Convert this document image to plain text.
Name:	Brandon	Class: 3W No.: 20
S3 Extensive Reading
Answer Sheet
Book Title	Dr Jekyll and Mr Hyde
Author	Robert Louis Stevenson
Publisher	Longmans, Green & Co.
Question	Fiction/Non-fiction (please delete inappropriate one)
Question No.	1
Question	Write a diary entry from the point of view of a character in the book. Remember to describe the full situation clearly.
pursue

=-=-=

_GIVEN REQUEST_
Copy every record exactly as presented.

_OUTPUT BELOW_
Convert this document image to plain text.
Name:	Brandon	Class: 3W No.: 20
S3 Extensive Reading
Answer Sheet
Book Title	Dr Jekyll and Mr Hyde
Author	Robert Louis Stevenson
Publisher	Longmans, Green & Co.
Question	Fiction/Non-fiction (please delete inappropriate one)
Question No.	1
Question	Write a diary entry from the point of view of a character in the book. Remember to describe the full situation clearly.
pursue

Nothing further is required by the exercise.